Records shown:
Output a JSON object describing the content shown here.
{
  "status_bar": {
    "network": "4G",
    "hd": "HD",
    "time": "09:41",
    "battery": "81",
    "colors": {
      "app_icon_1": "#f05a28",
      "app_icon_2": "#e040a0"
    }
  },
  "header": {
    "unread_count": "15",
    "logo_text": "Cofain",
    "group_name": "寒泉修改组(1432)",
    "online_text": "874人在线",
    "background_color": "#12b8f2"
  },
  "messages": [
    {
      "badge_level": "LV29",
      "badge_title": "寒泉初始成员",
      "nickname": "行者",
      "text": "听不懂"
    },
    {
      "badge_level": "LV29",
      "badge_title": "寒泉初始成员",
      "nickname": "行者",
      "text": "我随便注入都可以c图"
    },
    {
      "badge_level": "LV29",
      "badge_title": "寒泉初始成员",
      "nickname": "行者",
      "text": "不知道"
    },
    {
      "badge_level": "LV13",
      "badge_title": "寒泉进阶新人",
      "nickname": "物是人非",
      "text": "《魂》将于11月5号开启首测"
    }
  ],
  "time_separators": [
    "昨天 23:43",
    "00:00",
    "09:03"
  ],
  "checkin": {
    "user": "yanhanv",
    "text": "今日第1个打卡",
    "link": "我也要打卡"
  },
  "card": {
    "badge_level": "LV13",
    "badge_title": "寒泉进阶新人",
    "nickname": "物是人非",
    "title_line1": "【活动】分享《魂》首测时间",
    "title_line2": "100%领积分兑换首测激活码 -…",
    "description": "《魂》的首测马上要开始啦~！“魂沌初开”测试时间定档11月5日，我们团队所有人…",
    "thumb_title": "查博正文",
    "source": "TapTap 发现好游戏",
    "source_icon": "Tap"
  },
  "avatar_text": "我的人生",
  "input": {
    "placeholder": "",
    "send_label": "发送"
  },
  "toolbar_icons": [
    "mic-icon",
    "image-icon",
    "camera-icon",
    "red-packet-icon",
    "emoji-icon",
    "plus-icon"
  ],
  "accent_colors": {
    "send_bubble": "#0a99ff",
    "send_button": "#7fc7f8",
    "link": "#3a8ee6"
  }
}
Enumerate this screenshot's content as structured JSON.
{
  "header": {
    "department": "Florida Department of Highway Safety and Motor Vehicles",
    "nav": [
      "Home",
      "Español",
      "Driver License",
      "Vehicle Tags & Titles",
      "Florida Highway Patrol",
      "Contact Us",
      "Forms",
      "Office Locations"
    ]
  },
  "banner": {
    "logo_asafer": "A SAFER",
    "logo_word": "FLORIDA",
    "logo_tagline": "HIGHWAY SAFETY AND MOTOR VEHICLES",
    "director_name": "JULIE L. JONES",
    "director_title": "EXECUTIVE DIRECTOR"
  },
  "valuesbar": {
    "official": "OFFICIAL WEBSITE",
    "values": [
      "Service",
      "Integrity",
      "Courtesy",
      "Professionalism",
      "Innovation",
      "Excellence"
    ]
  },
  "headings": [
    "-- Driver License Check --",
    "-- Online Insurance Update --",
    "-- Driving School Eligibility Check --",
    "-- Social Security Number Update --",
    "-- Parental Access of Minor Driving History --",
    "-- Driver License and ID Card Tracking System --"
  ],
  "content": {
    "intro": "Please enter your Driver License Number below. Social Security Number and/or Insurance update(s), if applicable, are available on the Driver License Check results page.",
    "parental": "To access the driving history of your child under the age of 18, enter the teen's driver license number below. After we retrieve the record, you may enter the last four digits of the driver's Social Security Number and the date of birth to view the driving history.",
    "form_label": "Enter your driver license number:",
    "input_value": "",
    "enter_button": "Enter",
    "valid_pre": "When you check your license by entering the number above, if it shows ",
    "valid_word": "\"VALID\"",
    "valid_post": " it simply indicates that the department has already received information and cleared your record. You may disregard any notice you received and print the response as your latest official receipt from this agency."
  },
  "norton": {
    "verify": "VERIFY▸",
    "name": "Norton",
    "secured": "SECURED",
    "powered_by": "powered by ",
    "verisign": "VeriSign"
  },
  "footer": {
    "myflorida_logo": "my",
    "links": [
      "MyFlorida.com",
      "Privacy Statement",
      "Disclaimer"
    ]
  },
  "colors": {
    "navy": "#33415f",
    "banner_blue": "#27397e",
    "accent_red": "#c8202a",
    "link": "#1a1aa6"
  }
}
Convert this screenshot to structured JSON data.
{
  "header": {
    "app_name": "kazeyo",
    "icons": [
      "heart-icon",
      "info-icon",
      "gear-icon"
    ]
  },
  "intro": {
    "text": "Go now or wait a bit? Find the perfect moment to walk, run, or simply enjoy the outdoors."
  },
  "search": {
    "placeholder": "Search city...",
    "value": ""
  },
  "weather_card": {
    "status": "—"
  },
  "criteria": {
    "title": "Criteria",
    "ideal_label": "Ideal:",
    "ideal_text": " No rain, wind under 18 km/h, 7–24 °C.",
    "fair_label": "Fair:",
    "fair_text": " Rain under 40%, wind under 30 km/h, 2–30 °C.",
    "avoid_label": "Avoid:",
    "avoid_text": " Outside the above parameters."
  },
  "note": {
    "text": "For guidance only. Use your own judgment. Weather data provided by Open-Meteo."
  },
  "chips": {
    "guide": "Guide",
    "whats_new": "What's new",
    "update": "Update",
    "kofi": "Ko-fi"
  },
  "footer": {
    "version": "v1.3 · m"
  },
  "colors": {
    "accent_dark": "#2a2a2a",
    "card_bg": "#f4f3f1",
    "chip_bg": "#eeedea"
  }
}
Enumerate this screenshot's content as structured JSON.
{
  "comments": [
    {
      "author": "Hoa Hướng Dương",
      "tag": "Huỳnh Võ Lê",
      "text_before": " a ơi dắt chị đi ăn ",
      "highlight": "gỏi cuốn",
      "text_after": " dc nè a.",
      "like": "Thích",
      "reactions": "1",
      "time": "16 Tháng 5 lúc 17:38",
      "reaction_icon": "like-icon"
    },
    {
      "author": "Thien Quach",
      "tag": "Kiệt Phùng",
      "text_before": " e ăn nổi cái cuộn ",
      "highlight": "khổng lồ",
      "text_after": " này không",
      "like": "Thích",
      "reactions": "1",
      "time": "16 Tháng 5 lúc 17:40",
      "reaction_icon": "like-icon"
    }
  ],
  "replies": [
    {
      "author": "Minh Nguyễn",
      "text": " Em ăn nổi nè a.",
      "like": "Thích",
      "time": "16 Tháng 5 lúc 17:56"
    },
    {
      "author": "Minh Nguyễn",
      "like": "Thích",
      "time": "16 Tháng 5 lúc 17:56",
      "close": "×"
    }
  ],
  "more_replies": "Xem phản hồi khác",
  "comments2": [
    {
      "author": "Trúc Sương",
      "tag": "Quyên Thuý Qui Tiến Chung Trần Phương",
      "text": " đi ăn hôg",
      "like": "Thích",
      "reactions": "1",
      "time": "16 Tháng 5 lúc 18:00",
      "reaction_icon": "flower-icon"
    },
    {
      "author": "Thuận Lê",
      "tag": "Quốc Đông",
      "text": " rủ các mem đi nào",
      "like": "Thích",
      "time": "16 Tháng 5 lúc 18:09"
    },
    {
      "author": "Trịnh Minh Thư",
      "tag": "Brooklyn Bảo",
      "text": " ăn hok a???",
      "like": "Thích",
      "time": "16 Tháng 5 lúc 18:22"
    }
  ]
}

Aim: Check each line of the records for the string "Tháng" and state how many lines contain it. Give only the number.

Task result: 7